• **What to work on**
Output each entry exactly; skip nothing.

• **Data to process**
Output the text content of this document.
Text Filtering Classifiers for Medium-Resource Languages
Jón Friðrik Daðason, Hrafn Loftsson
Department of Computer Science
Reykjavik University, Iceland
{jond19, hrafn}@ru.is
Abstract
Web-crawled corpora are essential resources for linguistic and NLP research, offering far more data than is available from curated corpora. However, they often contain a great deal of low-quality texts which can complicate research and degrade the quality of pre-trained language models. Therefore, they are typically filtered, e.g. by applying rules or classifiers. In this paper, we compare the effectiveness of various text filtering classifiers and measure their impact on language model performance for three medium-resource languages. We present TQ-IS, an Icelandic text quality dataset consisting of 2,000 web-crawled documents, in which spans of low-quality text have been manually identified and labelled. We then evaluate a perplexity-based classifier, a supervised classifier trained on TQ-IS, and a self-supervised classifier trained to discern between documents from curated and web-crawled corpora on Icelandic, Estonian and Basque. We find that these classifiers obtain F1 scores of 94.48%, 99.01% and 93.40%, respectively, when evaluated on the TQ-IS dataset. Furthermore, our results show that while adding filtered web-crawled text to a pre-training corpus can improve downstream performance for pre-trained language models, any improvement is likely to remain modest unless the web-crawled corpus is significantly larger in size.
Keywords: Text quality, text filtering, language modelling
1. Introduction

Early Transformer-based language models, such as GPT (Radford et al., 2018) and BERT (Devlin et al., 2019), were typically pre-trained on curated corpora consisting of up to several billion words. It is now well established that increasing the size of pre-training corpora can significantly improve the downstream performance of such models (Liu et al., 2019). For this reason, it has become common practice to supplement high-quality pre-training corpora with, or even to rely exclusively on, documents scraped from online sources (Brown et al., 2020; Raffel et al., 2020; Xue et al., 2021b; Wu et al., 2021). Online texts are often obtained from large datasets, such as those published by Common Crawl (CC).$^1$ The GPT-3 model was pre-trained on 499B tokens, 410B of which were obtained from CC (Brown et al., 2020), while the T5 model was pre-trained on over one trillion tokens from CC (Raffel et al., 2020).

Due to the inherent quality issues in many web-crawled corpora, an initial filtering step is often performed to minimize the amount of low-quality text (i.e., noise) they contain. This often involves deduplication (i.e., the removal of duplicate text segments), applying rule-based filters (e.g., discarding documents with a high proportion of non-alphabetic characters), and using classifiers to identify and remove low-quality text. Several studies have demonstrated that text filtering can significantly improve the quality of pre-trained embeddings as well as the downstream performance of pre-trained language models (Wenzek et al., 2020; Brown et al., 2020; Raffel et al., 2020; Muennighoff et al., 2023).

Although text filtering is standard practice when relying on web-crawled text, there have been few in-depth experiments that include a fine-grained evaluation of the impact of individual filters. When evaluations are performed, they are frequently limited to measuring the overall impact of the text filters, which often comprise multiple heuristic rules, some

• **Exercise solution**
Output the text content of this document.
Text Filtering Classifiers for Medium-Resource Languages
Jón Friðrik Daðason, Hrafn Loftsson
Department of Computer Science
Reykjavik University, Iceland
{jond19, hrafn}@ru.is
Abstract
Web-crawled corpora are essential resources for linguistic and NLP research, offering far more data than is available from curated corpora. However, they often contain a great deal of low-quality texts which can complicate research and degrade the quality of pre-trained language models. Therefore, they are typically filtered, e.g. by applying rules or classifiers. In this paper, we compare the effectiveness of various text filtering classifiers and measure their impact on language model performance for three medium-resource languages. We present TQ-IS, an Icelandic text quality dataset consisting of 2,000 web-crawled documents, in which spans of low-quality text have been manually identified and labelled. We then evaluate a perplexity-based classifier, a supervised classifier trained on TQ-IS, and a self-supervised classifier trained to discern between documents from curated and web-crawled corpora on Icelandic, Estonian and Basque. We find that these classifiers obtain F1 scores of 94.48%, 99.01% and 93.40%, respectively, when evaluated on the TQ-IS dataset. Furthermore, our results show that while adding filtered web-crawled text to a pre-training corpus can improve downstream performance for pre-trained language models, any improvement is likely to remain modest unless the web-crawled corpus is significantly larger in size.
Keywords: Text quality, text filtering, language modelling
1. Introduction

Early Transformer-based language models, such as GPT (Radford et al., 2018) and BERT (Devlin et al., 2019), were typically pre-trained on curated corpora consisting of up to several billion words. It is now well established that increasing the size of pre-training corpora can significantly improve the downstream performance of such models (Liu et al., 2019). For this reason, it has become common practice to supplement high-quality pre-training corpora with, or even to rely exclusively on, documents scraped from online sources (Brown et al., 2020; Raffel et al., 2020; Xue et al., 2021b; Wu et al., 2021). Online texts are often obtained from large datasets, such as those published by Common Crawl (CC).$^1$ The GPT-3 model was pre-trained on 499B tokens, 410B of which were obtained from CC (Brown et al., 2020), while the T5 model was pre-trained on over one trillion tokens from CC (Raffel et al., 2020).

Due to the inherent quality issues in many web-crawled corpora, an initial filtering step is often performed to minimize the amount of low-quality text (i.e., noise) they contain. This often involves deduplication (i.e., the removal of duplicate text segments), applying rule-based filters (e.g., discarding documents with a high proportion of non-alphabetic characters), and using classifiers to identify and remove low-quality text. Several studies have demonstrated that text filtering can significantly improve the quality of pre-trained embeddings as well as the downstream performance of pre-trained language models (Wenzek et al., 2020; Brown et al., 2020; Raffel et al., 2020; Muennighoff et al., 2023).

Although text filtering is standard practice when relying on web-crawled text, there have been few in-depth experiments that include a fine-grained evaluation of the impact of individual filters. When evaluations are performed, they are frequently limited to measuring the overall impact of the text filters, which often comprise multiple heuristic rules, some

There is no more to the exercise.